▶ [Exercise goal]:
Look through the material below. Copy every line with the string "their" in it.

── Input rows ──

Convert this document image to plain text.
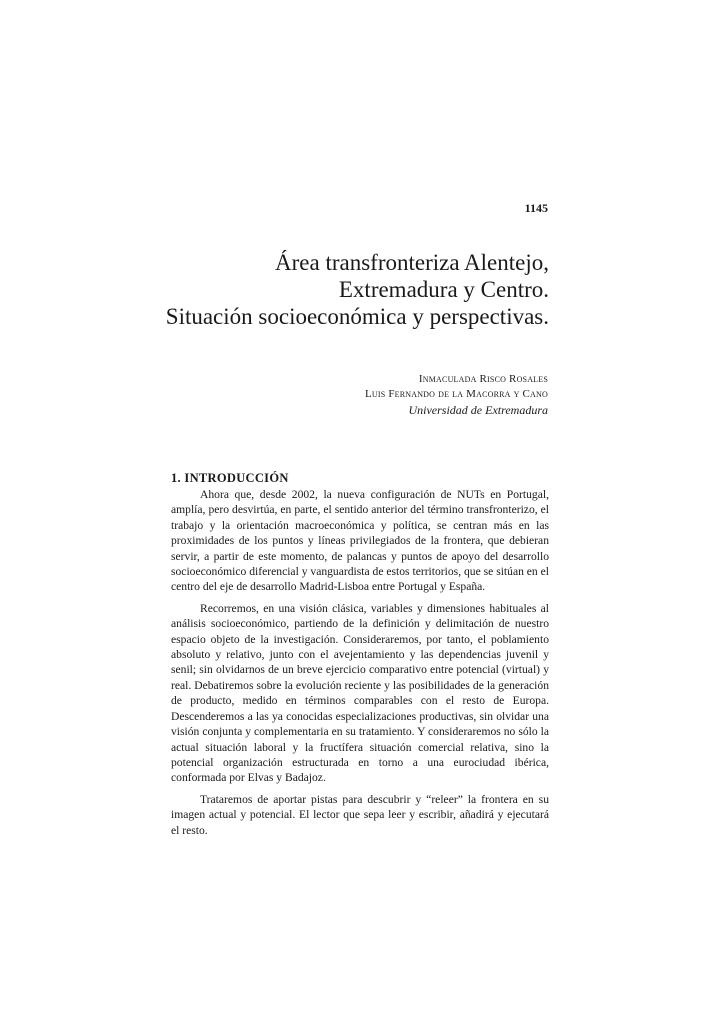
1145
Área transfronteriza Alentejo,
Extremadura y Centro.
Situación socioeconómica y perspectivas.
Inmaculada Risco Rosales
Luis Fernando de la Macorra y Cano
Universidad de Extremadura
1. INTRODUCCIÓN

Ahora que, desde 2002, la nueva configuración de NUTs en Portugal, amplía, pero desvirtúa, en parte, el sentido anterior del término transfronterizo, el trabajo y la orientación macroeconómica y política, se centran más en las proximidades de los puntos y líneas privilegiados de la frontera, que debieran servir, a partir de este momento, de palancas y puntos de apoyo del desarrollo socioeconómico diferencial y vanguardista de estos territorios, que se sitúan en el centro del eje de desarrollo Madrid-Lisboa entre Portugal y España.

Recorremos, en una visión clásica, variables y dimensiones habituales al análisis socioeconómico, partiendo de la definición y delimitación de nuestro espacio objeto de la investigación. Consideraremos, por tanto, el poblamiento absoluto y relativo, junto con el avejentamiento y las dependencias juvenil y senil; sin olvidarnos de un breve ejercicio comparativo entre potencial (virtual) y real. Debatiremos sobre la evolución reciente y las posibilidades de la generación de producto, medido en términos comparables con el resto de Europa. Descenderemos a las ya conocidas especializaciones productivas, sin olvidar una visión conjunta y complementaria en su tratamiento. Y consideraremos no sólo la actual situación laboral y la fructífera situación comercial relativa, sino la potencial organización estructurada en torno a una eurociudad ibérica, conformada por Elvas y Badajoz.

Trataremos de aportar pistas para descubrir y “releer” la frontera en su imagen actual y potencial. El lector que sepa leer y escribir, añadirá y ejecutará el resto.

───
── Input rows ──

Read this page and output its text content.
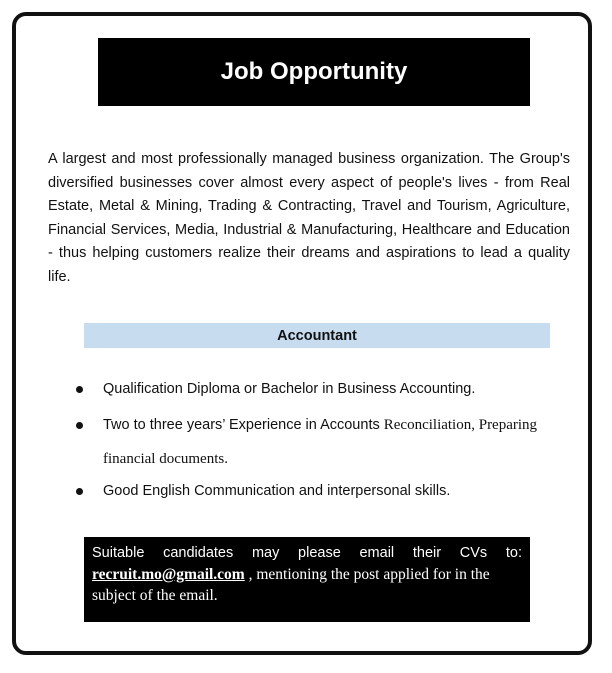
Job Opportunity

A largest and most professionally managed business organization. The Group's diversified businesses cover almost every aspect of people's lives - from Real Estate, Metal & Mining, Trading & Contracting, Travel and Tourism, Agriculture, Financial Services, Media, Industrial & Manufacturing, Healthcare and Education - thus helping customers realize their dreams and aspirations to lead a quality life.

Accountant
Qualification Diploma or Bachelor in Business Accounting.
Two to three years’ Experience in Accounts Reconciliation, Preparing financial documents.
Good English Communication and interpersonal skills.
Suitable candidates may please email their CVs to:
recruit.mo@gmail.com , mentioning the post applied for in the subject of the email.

───

▶ [Complete response]:
A largest and most professionally managed business organization. The Group's diversified businesses cover almost every aspect of people's lives - from Real Estate, Metal & Mining, Trading & Contracting, Travel and Tourism, Agriculture, Financial Services, Media, Industrial & Manufacturing, Healthcare and Education - thus helping customers realize their dreams and aspirations to lead a quality life.
Suitable candidates may please email their CVs to:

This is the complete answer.